TASK DETAILS.
Copy out each line that mentions the word "Extract".

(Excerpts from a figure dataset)
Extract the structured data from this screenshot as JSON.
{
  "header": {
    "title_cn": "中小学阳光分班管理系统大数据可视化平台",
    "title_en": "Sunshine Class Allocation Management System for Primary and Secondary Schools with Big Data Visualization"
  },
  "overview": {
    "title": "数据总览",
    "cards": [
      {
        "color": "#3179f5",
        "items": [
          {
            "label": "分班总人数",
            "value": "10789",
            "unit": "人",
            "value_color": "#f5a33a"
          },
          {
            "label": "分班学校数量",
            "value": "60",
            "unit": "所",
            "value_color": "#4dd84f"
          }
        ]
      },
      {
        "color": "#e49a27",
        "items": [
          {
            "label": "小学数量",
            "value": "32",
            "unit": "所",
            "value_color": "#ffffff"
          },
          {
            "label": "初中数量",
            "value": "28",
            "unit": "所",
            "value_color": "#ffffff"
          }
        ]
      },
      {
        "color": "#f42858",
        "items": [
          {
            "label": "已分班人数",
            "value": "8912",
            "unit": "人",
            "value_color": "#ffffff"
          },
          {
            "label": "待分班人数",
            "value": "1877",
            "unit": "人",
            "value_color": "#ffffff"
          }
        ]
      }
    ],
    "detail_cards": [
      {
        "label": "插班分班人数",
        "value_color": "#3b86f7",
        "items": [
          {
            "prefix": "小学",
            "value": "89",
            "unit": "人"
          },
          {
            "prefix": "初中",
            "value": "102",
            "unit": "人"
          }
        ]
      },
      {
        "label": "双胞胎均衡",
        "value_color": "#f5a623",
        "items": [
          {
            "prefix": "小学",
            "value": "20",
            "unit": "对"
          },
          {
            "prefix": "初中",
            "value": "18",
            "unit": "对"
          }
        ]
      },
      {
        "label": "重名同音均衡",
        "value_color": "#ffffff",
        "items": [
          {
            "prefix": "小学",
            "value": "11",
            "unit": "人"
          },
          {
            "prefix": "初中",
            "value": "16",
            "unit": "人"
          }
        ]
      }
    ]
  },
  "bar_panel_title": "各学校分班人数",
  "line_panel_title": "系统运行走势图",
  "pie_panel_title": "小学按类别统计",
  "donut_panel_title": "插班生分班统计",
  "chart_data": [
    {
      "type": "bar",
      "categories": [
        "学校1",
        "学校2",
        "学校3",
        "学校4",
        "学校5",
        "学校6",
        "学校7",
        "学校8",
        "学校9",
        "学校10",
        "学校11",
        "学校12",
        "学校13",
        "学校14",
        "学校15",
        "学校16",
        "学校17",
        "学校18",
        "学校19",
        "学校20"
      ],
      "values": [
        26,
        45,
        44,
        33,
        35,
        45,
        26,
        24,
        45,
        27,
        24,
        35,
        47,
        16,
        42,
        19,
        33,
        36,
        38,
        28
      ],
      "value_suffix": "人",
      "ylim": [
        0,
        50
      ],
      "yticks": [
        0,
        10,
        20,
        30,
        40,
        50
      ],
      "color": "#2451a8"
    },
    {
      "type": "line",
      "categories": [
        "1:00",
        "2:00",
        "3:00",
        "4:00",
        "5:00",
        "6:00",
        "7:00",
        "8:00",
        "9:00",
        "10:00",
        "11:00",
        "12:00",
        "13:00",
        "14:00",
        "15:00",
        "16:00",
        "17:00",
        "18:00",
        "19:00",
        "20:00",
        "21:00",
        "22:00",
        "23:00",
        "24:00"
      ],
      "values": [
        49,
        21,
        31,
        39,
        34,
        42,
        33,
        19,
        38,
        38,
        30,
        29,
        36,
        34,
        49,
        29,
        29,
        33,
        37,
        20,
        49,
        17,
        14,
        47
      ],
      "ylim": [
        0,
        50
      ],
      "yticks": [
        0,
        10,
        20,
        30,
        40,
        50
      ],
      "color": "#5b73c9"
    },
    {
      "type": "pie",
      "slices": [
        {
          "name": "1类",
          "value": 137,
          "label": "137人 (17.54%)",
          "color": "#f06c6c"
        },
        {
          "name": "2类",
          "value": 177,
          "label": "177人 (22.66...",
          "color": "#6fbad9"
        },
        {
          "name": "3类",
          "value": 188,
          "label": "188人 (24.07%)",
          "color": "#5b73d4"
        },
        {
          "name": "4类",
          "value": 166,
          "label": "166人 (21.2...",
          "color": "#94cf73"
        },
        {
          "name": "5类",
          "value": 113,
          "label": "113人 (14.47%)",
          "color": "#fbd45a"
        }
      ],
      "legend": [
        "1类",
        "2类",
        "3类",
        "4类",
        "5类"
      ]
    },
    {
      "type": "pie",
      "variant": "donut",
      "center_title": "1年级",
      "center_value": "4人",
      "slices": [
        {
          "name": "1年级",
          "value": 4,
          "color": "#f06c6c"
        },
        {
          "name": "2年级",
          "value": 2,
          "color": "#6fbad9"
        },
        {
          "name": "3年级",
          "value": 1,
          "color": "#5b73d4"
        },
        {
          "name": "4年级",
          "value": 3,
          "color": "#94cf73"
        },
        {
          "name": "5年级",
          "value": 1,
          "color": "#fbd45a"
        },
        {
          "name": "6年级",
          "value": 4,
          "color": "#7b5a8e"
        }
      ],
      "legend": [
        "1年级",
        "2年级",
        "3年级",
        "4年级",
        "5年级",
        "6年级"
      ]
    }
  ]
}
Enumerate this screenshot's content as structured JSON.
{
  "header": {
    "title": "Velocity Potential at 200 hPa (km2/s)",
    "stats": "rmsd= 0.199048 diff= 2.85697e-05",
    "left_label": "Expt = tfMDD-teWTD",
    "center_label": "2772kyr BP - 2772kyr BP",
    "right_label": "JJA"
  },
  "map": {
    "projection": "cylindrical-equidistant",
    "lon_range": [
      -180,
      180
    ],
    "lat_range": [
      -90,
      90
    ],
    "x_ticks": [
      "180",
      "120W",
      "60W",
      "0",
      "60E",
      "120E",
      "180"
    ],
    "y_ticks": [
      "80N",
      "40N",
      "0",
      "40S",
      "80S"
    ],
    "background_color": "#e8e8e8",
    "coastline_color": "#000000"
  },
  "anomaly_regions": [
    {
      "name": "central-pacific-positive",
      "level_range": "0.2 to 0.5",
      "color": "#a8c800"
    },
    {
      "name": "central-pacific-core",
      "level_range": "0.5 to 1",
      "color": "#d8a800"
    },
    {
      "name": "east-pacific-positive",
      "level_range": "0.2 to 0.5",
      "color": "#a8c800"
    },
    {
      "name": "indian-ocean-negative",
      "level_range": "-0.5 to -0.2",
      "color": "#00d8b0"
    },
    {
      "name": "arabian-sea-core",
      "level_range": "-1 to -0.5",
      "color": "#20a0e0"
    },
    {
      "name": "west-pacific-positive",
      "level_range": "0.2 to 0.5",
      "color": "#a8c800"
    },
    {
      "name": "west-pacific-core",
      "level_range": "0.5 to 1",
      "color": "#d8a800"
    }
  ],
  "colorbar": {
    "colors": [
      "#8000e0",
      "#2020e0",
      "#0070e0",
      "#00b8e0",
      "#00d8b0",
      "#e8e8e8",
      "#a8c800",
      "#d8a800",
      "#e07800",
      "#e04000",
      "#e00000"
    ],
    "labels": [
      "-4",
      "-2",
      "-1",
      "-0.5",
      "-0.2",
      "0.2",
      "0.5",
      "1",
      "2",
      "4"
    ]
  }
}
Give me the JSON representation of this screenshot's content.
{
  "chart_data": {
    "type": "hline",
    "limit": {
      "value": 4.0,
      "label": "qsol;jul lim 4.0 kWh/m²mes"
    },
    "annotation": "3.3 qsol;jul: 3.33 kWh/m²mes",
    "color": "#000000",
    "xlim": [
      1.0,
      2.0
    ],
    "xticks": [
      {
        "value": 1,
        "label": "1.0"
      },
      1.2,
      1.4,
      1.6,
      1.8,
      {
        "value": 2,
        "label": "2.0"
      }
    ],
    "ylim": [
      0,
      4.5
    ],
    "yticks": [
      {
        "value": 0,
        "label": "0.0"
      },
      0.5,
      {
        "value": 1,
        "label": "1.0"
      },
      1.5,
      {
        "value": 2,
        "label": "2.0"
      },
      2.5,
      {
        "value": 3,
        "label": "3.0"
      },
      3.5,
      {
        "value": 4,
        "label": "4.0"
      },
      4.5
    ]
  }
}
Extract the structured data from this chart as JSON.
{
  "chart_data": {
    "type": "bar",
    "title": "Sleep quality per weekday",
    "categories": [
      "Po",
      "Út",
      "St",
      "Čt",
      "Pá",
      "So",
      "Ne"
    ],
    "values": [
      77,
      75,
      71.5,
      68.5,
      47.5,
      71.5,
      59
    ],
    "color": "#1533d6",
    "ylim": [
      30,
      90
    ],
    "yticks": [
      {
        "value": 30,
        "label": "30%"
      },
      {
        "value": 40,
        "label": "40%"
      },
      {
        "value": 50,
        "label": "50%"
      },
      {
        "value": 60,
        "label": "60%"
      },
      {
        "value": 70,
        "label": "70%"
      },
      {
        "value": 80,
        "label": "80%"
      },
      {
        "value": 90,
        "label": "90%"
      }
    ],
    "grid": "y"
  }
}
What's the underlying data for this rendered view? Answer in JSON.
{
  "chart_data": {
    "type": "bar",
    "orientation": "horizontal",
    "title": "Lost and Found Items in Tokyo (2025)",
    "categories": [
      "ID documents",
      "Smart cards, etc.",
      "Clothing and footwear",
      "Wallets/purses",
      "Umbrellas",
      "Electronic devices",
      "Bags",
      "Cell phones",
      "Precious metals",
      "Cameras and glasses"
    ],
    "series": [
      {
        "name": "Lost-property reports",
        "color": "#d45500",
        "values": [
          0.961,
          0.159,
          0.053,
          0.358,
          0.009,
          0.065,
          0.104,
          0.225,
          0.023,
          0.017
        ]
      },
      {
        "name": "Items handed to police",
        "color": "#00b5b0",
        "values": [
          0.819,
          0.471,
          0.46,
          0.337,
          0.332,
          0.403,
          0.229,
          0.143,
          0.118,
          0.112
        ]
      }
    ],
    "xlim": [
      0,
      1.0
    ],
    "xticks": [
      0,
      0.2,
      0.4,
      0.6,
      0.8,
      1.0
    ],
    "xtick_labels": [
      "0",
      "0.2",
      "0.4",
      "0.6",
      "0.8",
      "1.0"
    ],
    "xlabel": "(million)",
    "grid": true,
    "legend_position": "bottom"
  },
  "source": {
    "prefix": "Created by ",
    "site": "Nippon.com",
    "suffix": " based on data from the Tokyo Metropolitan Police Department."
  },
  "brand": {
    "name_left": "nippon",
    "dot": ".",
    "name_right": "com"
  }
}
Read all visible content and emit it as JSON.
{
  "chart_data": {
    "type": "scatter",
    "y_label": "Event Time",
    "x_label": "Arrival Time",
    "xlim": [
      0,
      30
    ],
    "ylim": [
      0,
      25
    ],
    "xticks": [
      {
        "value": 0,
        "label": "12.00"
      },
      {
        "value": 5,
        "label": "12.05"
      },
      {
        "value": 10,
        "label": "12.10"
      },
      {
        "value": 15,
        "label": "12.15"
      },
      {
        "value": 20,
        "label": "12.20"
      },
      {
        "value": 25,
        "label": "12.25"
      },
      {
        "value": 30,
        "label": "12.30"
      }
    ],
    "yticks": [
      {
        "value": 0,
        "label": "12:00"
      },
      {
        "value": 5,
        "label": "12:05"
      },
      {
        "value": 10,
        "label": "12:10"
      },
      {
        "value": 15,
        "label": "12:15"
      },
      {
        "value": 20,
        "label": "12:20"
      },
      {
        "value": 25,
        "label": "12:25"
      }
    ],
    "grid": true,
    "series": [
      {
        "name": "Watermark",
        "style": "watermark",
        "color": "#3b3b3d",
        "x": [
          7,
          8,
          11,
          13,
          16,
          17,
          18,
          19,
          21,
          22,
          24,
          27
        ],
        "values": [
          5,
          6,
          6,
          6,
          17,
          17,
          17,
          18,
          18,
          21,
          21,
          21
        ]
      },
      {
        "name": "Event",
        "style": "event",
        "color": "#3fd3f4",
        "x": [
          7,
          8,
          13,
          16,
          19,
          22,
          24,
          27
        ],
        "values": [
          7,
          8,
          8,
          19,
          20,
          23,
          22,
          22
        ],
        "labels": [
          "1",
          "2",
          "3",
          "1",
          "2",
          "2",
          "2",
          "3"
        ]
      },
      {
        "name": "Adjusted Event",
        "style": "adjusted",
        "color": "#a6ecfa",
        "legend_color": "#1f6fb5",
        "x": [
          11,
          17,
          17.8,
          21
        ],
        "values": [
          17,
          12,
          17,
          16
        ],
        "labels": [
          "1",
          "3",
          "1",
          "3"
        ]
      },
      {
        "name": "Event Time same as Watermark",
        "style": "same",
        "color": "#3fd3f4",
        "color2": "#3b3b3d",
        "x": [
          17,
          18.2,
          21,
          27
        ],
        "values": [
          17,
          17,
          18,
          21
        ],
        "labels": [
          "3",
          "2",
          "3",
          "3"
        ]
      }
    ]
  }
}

EXERCISE RESPONSE.
Extract the structured data from this screenshot as JSON.
Extract the structured data from this chart as JSON.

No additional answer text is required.